■ **What needs to be done**: In the entries, find all lines that hold the word "title" and copy them.

■ **Given records**:
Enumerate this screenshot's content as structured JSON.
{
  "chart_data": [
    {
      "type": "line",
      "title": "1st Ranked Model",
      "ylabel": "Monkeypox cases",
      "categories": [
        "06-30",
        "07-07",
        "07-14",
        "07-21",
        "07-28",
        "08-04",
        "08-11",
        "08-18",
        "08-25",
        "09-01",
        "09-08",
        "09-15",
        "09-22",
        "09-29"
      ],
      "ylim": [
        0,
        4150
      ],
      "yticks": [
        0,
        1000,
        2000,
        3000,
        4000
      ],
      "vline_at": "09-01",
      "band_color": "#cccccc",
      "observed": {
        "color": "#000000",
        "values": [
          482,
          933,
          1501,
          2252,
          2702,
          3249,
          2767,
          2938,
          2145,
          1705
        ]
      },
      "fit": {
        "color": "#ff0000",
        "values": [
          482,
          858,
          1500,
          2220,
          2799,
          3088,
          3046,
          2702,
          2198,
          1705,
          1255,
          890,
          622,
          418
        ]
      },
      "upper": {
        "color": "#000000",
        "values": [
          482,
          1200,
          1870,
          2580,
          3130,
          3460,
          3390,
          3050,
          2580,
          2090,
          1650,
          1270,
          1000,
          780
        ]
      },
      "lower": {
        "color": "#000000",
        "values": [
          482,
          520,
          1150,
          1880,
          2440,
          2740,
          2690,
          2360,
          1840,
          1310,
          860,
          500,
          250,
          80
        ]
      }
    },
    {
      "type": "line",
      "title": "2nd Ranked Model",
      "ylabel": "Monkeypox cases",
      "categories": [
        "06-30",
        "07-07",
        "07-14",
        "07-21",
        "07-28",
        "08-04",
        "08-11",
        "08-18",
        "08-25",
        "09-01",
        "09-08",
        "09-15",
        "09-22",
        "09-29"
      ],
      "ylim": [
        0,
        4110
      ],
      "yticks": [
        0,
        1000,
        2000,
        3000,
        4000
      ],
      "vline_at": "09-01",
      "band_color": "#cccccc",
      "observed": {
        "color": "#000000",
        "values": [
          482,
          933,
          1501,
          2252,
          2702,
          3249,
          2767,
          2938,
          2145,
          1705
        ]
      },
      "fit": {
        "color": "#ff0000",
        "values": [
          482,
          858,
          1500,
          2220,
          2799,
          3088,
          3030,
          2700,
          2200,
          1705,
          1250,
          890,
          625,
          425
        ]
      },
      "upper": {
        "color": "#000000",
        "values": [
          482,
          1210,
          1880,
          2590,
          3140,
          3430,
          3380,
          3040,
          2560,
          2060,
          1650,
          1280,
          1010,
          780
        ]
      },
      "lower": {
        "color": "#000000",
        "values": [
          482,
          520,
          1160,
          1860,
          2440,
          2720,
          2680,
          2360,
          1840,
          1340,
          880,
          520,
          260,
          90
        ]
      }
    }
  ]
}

■ **Problem solution**:
      "title": "1st Ranked Model",
      "title": "2nd Ranked Model",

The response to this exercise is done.